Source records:
((
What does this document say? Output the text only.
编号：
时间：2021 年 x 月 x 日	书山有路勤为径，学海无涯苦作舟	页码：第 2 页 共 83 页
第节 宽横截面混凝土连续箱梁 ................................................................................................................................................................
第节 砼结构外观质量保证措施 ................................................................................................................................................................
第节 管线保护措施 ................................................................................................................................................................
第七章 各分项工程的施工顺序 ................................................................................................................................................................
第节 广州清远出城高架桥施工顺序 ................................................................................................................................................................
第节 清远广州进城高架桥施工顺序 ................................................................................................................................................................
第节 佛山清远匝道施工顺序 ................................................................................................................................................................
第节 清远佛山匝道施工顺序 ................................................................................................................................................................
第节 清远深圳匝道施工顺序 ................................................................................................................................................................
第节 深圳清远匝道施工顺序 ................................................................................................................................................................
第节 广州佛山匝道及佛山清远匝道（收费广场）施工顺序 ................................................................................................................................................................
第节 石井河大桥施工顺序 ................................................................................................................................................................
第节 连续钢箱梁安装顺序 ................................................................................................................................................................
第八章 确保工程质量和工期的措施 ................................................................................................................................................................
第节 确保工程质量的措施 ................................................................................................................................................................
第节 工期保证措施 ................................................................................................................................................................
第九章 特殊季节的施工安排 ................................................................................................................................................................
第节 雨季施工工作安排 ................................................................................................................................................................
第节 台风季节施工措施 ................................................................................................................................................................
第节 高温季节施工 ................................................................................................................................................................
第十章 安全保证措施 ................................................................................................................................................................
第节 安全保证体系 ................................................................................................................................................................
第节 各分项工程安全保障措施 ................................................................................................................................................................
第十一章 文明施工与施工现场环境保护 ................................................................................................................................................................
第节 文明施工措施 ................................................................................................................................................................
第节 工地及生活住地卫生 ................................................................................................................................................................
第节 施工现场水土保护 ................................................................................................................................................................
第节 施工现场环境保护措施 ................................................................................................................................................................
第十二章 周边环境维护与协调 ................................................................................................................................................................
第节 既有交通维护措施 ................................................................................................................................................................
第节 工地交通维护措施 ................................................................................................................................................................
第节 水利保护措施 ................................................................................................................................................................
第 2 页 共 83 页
))
*WORK INSTRUCTIONS:*
Every entry should be printed again exactly as written.

*THE COMPLETED TASK:*
What does this document say? Output the text only.
编号：
时间：2021 年 x 月 x 日	书山有路勤为径，学海无涯苦作舟	页码：第 2 页 共 83 页
第节 宽横截面混凝土连续箱梁 ................................................................................................................................................................
第节 砼结构外观质量保证措施 ................................................................................................................................................................
第节 管线保护措施 ................................................................................................................................................................
第七章 各分项工程的施工顺序 ................................................................................................................................................................
第节 广州清远出城高架桥施工顺序 ................................................................................................................................................................
第节 清远广州进城高架桥施工顺序 ................................................................................................................................................................
第节 佛山清远匝道施工顺序 ................................................................................................................................................................
第节 清远佛山匝道施工顺序 ................................................................................................................................................................
第节 清远深圳匝道施工顺序 ................................................................................................................................................................
第节 深圳清远匝道施工顺序 ................................................................................................................................................................
第节 广州佛山匝道及佛山清远匝道（收费广场）施工顺序 ................................................................................................................................................................
第节 石井河大桥施工顺序 ................................................................................................................................................................
第节 连续钢箱梁安装顺序 ................................................................................................................................................................
第八章 确保工程质量和工期的措施 ................................................................................................................................................................
第节 确保工程质量的措施 ................................................................................................................................................................
第节 工期保证措施 ................................................................................................................................................................
第九章 特殊季节的施工安排 ................................................................................................................................................................
第节 雨季施工工作安排 ................................................................................................................................................................
第节 台风季节施工措施 ................................................................................................................................................................
第节 高温季节施工 ................................................................................................................................................................
第十章 安全保证措施 ................................................................................................................................................................
第节 安全保证体系 ................................................................................................................................................................
第节 各分项工程安全保障措施 ................................................................................................................................................................
第十一章 文明施工与施工现场环境保护 ................................................................................................................................................................
第节 文明施工措施 ................................................................................................................................................................
第节 工地及生活住地卫生 ................................................................................................................................................................
第节 施工现场水土保护 ................................................................................................................................................................
第节 施工现场环境保护措施 ................................................................................................................................................................
第十二章 周边环境维护与协调 ................................................................................................................................................................
第节 既有交通维护措施 ................................................................................................................................................................
第节 工地交通维护措施 ................................................................................................................................................................
第节 水利保护措施 ................................................................................................................................................................
第 2 页 共 83 页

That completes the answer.